#### EXERCISE
Your copy of the material must match it exactly, except that pictures are dropped.

** BEGIN **

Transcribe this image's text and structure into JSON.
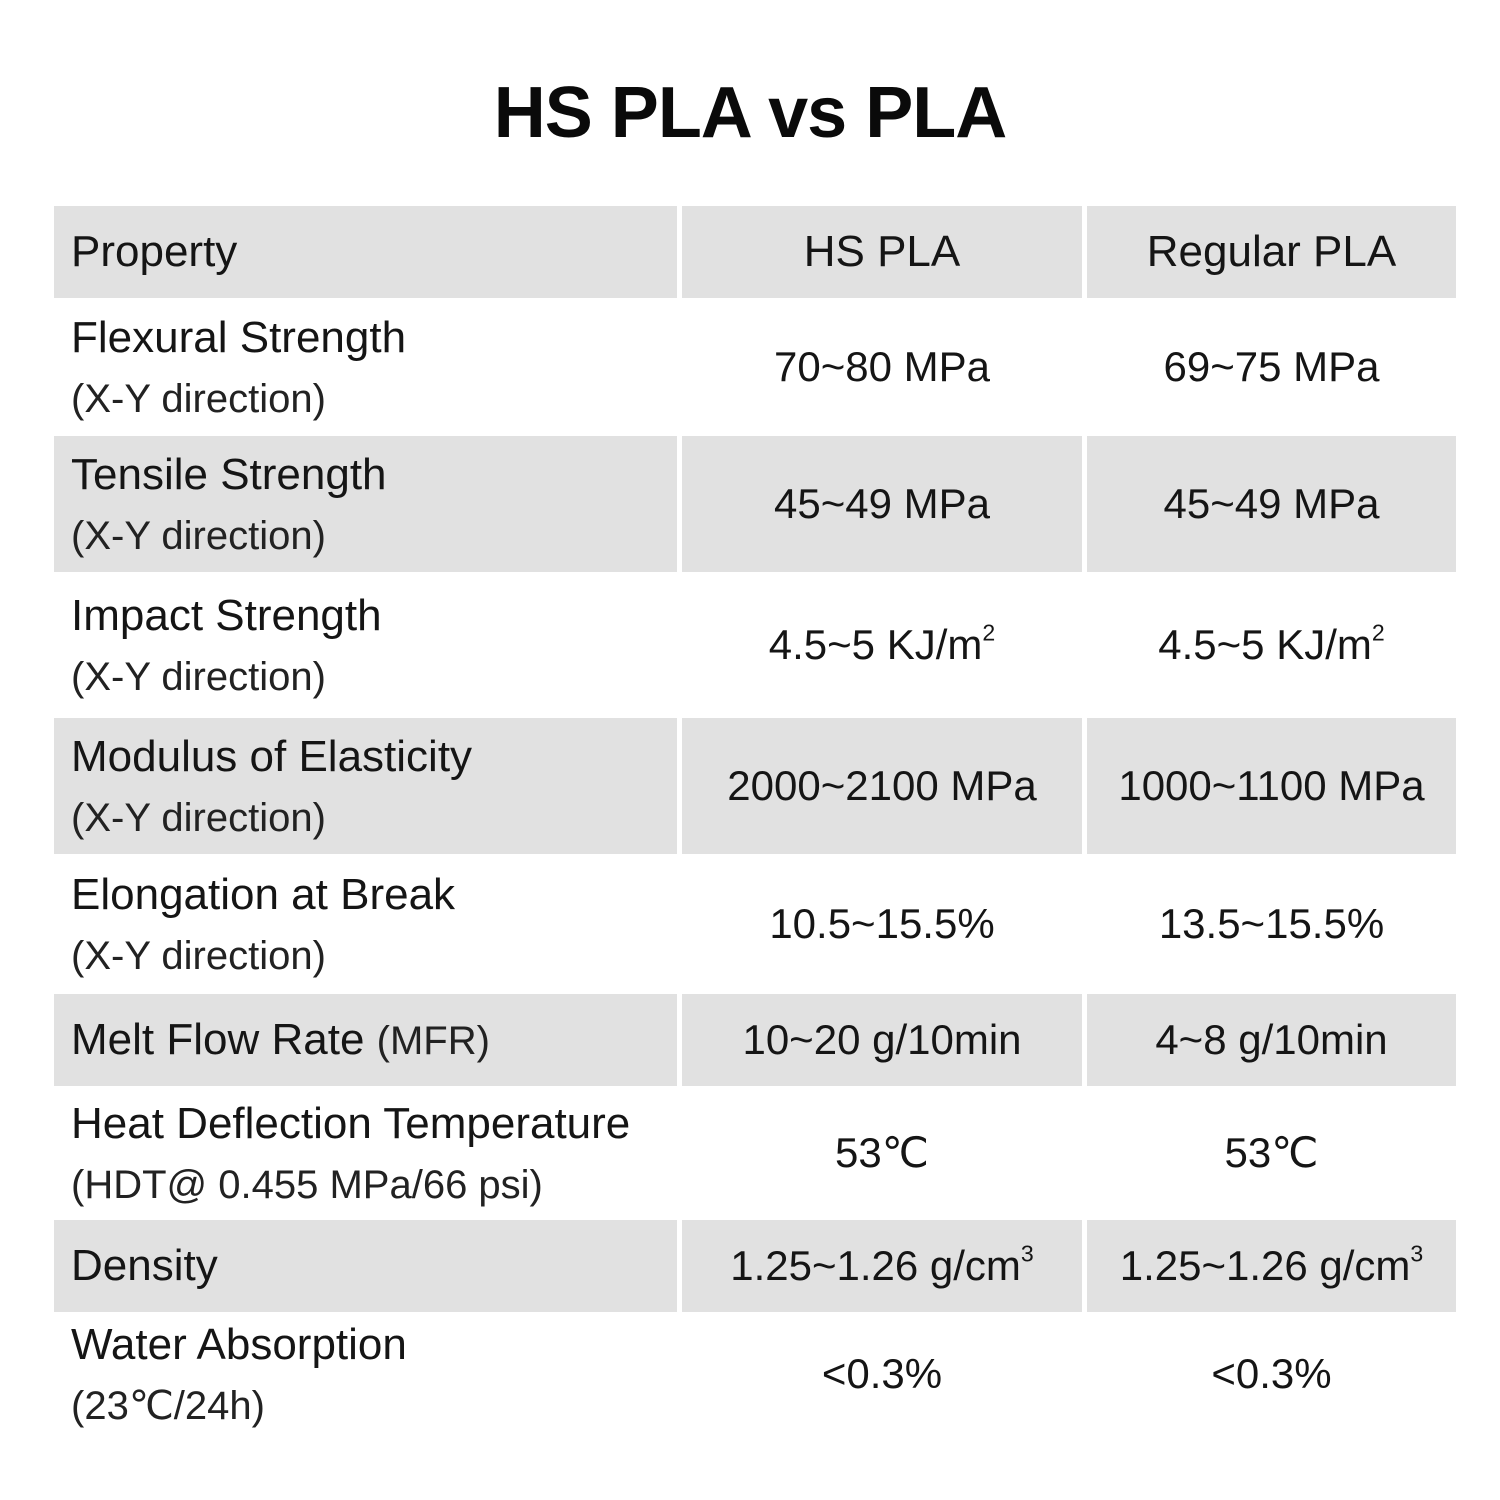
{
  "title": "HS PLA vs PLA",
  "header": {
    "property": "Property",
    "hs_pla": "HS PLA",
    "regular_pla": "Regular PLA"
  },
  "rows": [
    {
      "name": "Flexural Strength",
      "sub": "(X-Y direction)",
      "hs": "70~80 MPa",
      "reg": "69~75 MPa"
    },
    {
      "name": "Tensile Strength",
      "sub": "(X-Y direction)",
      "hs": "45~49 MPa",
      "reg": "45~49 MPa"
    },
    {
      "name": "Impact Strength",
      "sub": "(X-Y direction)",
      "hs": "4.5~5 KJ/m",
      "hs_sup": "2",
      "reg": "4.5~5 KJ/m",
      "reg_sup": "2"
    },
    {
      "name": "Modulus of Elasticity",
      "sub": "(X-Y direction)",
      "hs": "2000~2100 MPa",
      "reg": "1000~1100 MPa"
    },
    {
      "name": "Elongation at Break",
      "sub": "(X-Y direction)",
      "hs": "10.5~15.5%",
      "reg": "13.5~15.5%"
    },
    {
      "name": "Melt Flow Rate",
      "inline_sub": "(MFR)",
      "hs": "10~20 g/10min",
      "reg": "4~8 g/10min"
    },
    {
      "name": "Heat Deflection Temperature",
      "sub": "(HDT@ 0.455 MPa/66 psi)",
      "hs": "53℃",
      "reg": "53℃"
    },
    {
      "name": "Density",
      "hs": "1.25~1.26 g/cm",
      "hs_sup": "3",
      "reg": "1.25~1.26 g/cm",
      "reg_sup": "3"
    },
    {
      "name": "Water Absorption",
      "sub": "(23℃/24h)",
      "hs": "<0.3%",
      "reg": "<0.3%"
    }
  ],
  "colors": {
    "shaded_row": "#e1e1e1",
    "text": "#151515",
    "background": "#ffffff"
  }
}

** END **

#### RESULT
Transcribe this image's text and structure into JSON.
{
  "title": "HS PLA vs PLA",
  "header": {
    "property": "Property",
    "hs_pla": "HS PLA",
    "regular_pla": "Regular PLA"
  },
  "rows": [
    {
      "name": "Flexural Strength",
      "sub": "(X-Y direction)",
      "hs": "70~80 MPa",
      "reg": "69~75 MPa"
    },
    {
      "name": "Tensile Strength",
      "sub": "(X-Y direction)",
      "hs": "45~49 MPa",
      "reg": "45~49 MPa"
    },
    {
      "name": "Impact Strength",
      "sub": "(X-Y direction)",
      "hs": "4.5~5 KJ/m",
      "hs_sup": "2",
      "reg": "4.5~5 KJ/m",
      "reg_sup": "2"
    },
    {
      "name": "Modulus of Elasticity",
      "sub": "(X-Y direction)",
      "hs": "2000~2100 MPa",
      "reg": "1000~1100 MPa"
    },
    {
      "name": "Elongation at Break",
      "sub": "(X-Y direction)",
      "hs": "10.5~15.5%",
      "reg": "13.5~15.5%"
    },
    {
      "name": "Melt Flow Rate",
      "inline_sub": "(MFR)",
      "hs": "10~20 g/10min",
      "reg": "4~8 g/10min"
    },
    {
      "name": "Heat Deflection Temperature",
      "sub": "(HDT@ 0.455 MPa/66 psi)",
      "hs": "53℃",
      "reg": "53℃"
    },
    {
      "name": "Density",
      "hs": "1.25~1.26 g/cm",
      "hs_sup": "3",
      "reg": "1.25~1.26 g/cm",
      "reg_sup": "3"
    },
    {
      "name": "Water Absorption",
      "sub": "(23℃/24h)",
      "hs": "<0.3%",
      "reg": "<0.3%"
    }
  ],
  "colors": {
    "shaded_row": "#e1e1e1",
    "text": "#151515",
    "background": "#ffffff"
  }
}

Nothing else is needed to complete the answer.